====== MATERIAL PROVIDED

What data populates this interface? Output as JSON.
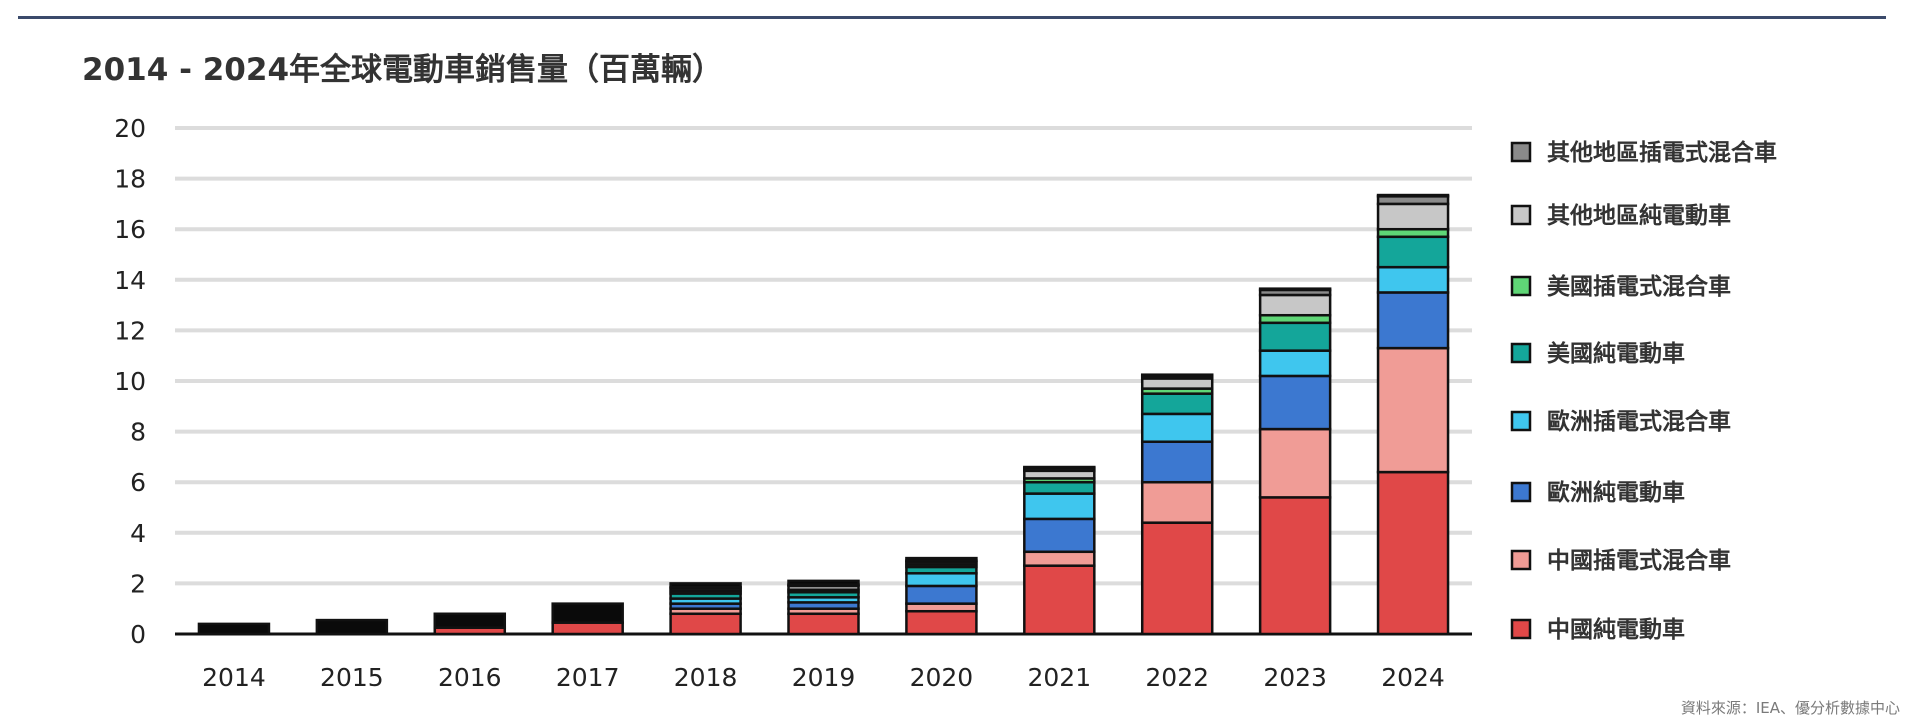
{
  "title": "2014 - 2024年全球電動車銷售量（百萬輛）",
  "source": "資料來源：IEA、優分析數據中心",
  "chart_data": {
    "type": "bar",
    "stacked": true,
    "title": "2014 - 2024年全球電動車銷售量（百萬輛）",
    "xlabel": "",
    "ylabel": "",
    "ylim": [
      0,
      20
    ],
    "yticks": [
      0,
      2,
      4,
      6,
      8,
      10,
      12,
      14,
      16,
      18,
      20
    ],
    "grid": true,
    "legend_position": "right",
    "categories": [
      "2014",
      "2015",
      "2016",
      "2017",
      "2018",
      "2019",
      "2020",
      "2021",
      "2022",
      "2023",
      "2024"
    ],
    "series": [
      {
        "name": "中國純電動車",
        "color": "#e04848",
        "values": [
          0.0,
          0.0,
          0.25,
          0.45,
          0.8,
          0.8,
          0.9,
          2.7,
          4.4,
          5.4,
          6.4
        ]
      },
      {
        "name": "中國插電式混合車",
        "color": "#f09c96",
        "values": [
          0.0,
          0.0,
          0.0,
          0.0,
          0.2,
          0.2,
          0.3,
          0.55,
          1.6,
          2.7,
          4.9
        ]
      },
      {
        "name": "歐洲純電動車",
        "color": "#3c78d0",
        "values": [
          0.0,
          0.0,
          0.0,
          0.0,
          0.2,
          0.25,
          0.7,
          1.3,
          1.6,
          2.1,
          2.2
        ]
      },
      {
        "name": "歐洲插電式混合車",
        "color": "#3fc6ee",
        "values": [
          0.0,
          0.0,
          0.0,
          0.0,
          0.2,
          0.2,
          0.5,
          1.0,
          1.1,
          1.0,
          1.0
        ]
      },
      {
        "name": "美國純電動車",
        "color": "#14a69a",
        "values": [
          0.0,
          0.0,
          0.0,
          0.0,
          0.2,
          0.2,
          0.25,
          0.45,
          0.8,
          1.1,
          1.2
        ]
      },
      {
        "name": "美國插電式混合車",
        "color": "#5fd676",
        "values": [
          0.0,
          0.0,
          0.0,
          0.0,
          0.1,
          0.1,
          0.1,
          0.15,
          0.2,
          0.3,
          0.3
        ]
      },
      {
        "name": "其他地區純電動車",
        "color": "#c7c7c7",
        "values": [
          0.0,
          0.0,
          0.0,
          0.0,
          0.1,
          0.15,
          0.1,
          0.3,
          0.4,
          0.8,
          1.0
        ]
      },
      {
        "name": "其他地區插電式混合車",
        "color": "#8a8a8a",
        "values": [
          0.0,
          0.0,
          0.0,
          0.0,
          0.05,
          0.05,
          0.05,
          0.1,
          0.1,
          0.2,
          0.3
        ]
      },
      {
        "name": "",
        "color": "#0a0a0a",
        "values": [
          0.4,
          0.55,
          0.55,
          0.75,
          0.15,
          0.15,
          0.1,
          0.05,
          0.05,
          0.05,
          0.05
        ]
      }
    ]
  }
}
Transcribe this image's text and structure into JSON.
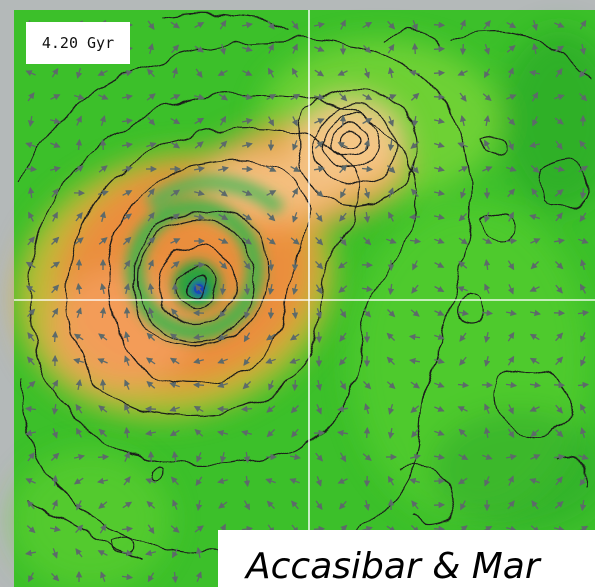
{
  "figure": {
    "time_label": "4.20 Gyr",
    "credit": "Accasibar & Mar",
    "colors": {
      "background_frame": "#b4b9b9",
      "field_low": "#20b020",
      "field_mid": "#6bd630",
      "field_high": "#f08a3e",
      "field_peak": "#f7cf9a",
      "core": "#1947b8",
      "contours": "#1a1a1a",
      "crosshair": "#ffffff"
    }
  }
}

============

TASK PROMPT:
Copy out exactly the lines from the one with "Transcribe this image's" through the end of the listing, both ends included, omitting any picture.

RESPONSE BELOW:
Transcribe this image's text and structure into JSON.
{
  "figure": {
    "time_label": "4.20 Gyr",
    "credit": "Accasibar & Mar",
    "colors": {
      "background_frame": "#b4b9b9",
      "field_low": "#20b020",
      "field_mid": "#6bd630",
      "field_high": "#f08a3e",
      "field_peak": "#f7cf9a",
      "core": "#1947b8",
      "contours": "#1a1a1a",
      "crosshair": "#ffffff"
    }
  }
}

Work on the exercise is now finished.